- [THE EXERCISE] Please read the budget text and state the third-quarter GDP growth rate it gives.

- [TEXT SEGMENT]
--*--

Source : BUSINESS_STANDARD
Last Updated: Thu, Mar 15, 2012 19:50 hrs

The Union Budget 2013 kicks off amidst great political uncertainty, large fiscal difficulties and uncertain macro environment, both domestic and global. The biggest challenge facing the government is to strike a balance between spending for the growth of the economy and focusing on fiscal consolidation, at a time when the subsidy bill has been balooning and the economic slowdown could negatively impact tax revenues. There are also clear signs the domestic economy has been losing steam with the third quarter gross domestic product (GDP) growth at 6.1 per cent, lowest in the last 11 quarters. Resorting to fiscal stimulus to aid growth would be easier said than done as the fiscal deficit for the year is likely to exceed the targeted 4.6 per cent by a big margin.

--*--

- [RECORD EXCERPTS]
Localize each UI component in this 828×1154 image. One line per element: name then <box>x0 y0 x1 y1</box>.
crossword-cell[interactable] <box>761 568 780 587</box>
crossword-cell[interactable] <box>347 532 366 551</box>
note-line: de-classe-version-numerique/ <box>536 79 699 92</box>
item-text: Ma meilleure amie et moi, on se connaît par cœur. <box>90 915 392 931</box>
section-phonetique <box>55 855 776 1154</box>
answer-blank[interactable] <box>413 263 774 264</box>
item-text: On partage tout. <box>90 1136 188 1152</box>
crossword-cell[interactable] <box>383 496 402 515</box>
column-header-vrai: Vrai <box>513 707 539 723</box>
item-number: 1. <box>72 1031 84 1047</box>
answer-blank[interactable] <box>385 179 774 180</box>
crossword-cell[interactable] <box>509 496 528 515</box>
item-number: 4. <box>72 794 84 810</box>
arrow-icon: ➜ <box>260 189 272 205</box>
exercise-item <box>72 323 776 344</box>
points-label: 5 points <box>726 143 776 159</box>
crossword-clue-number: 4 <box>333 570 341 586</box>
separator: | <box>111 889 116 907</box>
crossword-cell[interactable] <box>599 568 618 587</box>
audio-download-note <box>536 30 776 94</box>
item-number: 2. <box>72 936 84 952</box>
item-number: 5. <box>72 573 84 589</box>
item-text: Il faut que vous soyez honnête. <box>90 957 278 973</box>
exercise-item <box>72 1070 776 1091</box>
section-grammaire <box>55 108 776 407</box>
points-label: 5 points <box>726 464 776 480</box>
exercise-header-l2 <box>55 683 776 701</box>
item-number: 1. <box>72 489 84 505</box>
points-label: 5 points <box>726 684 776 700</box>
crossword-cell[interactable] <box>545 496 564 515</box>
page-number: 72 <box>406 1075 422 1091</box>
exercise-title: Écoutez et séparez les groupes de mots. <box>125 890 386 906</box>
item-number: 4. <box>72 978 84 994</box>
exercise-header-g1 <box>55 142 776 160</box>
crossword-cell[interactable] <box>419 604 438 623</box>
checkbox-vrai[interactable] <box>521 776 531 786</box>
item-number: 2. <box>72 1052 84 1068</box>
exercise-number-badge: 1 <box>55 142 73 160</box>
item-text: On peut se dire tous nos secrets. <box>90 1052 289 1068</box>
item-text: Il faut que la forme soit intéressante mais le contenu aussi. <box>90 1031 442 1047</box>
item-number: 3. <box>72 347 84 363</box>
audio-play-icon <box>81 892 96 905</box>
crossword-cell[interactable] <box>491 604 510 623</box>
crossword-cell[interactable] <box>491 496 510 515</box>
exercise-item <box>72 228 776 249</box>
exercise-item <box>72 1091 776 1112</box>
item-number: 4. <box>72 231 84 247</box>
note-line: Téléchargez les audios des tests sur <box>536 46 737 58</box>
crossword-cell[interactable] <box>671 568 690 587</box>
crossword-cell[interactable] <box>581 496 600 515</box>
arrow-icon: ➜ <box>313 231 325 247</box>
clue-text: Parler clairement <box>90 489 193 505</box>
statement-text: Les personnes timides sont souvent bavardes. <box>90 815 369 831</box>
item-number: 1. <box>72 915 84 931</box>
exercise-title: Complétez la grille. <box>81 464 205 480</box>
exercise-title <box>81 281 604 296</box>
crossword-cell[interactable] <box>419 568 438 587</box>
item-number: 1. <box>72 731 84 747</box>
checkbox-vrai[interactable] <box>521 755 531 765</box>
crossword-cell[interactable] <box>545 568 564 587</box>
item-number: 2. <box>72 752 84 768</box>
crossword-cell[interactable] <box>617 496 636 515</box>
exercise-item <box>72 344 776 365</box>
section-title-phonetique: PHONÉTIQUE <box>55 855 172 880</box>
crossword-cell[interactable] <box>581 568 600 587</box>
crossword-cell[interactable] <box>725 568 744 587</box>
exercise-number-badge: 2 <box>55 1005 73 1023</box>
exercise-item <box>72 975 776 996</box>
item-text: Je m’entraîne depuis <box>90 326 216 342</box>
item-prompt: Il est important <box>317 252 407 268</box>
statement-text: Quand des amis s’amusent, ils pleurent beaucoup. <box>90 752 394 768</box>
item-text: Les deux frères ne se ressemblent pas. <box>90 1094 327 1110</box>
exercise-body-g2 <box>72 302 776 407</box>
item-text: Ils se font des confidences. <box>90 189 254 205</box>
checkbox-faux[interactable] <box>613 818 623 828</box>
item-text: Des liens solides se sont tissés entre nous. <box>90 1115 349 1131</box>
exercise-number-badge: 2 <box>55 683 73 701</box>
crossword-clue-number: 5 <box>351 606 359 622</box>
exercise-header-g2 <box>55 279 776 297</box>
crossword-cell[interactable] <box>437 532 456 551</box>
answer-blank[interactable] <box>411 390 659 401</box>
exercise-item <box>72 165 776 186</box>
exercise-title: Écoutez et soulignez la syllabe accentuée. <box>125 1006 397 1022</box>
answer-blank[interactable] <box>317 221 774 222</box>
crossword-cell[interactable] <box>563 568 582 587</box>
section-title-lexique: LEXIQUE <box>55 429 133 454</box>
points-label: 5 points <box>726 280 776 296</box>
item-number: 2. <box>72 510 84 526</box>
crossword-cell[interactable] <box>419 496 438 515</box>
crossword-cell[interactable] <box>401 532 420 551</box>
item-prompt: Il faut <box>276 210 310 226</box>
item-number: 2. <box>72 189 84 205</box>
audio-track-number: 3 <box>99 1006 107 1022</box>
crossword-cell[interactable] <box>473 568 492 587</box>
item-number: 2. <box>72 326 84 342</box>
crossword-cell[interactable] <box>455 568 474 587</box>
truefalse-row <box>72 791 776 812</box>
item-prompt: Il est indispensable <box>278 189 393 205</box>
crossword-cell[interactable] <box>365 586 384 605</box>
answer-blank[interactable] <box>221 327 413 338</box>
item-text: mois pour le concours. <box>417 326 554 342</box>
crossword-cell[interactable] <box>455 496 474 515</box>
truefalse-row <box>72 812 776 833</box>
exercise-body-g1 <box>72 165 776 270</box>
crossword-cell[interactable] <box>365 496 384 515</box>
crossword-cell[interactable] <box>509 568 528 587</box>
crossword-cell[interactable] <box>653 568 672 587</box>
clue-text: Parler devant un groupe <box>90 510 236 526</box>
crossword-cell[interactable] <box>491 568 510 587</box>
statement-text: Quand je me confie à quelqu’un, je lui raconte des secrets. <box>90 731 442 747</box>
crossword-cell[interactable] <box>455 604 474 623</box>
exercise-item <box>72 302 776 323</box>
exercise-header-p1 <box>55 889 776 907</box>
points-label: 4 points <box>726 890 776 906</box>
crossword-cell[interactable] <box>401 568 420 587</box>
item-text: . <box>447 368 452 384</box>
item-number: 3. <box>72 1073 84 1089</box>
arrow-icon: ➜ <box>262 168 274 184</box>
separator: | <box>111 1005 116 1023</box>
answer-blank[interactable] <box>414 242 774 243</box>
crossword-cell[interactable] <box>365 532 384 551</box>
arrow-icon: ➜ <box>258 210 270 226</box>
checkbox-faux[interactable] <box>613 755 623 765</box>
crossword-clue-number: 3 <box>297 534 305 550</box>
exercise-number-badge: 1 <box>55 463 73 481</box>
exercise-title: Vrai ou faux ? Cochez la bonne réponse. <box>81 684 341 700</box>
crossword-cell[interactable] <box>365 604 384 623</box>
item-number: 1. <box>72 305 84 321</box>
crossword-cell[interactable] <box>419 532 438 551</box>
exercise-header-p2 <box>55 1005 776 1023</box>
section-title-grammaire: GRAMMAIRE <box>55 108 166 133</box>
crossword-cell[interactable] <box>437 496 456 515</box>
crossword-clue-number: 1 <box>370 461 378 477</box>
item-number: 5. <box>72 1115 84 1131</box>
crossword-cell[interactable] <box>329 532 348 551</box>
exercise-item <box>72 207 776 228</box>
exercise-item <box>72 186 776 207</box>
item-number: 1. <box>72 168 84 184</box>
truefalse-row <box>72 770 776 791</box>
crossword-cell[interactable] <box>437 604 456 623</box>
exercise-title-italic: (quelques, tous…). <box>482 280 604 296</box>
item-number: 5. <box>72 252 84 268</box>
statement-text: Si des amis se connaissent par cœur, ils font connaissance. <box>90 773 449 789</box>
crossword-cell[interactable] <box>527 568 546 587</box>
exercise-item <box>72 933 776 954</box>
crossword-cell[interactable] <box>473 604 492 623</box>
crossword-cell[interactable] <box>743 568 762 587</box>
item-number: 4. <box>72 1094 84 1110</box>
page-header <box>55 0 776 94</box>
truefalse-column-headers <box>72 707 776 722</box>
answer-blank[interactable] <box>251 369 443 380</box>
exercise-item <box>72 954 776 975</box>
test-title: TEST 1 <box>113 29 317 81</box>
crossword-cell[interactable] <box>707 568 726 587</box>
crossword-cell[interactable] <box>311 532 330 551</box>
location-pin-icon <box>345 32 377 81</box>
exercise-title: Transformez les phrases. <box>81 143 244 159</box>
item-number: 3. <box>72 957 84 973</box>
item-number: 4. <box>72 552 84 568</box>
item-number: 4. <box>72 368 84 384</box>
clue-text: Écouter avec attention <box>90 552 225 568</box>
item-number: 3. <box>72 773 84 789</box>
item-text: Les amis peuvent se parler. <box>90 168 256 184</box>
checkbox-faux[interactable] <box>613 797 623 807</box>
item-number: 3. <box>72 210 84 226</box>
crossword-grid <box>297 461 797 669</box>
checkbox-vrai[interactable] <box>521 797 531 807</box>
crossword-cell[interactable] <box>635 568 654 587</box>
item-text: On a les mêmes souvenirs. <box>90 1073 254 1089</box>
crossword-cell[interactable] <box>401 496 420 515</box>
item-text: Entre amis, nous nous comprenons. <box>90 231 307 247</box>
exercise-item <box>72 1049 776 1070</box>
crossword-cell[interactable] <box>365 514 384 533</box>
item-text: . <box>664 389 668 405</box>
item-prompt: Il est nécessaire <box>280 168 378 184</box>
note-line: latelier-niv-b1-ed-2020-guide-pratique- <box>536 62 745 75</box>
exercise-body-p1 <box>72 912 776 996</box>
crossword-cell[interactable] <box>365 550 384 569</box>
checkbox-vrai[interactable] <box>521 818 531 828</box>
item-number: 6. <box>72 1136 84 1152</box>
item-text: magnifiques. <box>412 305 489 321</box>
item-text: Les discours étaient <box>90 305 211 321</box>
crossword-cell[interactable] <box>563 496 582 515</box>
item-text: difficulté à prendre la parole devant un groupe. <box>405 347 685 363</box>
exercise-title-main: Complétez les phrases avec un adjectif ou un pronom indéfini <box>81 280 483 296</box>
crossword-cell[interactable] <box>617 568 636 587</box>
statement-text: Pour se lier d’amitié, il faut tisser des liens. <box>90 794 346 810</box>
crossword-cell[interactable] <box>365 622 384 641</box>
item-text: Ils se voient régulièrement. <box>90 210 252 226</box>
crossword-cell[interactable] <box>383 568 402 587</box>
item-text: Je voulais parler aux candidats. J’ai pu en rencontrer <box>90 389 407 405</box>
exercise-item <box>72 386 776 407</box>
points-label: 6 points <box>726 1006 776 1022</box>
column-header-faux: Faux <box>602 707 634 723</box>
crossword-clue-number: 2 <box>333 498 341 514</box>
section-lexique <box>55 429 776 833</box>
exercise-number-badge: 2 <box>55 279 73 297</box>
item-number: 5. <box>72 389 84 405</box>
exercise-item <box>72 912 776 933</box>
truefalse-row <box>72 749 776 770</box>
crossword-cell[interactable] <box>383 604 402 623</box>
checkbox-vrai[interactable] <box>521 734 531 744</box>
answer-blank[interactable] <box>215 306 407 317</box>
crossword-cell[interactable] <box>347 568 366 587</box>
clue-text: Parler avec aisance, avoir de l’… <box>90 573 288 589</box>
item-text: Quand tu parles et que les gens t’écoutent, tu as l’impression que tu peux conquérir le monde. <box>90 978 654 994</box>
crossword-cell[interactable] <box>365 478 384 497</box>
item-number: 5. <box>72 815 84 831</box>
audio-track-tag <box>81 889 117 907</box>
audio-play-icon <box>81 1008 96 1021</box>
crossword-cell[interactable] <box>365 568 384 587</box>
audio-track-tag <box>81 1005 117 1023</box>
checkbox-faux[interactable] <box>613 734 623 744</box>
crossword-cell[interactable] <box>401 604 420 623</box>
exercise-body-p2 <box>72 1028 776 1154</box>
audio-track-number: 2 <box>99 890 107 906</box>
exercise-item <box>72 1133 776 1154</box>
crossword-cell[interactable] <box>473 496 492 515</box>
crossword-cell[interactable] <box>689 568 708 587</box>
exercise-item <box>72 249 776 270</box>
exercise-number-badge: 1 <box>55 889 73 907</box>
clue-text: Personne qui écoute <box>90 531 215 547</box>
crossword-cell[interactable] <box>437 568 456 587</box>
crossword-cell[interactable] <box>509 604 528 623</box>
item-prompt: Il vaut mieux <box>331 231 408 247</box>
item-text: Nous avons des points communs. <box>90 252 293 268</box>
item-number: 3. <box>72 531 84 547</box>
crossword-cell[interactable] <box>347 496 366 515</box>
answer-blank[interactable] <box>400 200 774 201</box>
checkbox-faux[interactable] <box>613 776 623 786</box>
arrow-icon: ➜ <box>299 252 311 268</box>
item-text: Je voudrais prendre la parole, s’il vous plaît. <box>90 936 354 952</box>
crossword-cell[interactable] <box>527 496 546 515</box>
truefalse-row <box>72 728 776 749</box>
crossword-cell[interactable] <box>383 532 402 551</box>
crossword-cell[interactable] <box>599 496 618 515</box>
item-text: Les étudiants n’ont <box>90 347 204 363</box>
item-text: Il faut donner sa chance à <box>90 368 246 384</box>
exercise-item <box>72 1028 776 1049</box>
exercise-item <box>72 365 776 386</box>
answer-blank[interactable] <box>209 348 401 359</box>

--*--

- [TASK SOLUTION] 6.1 percent, the lowest in the last 11 quarters.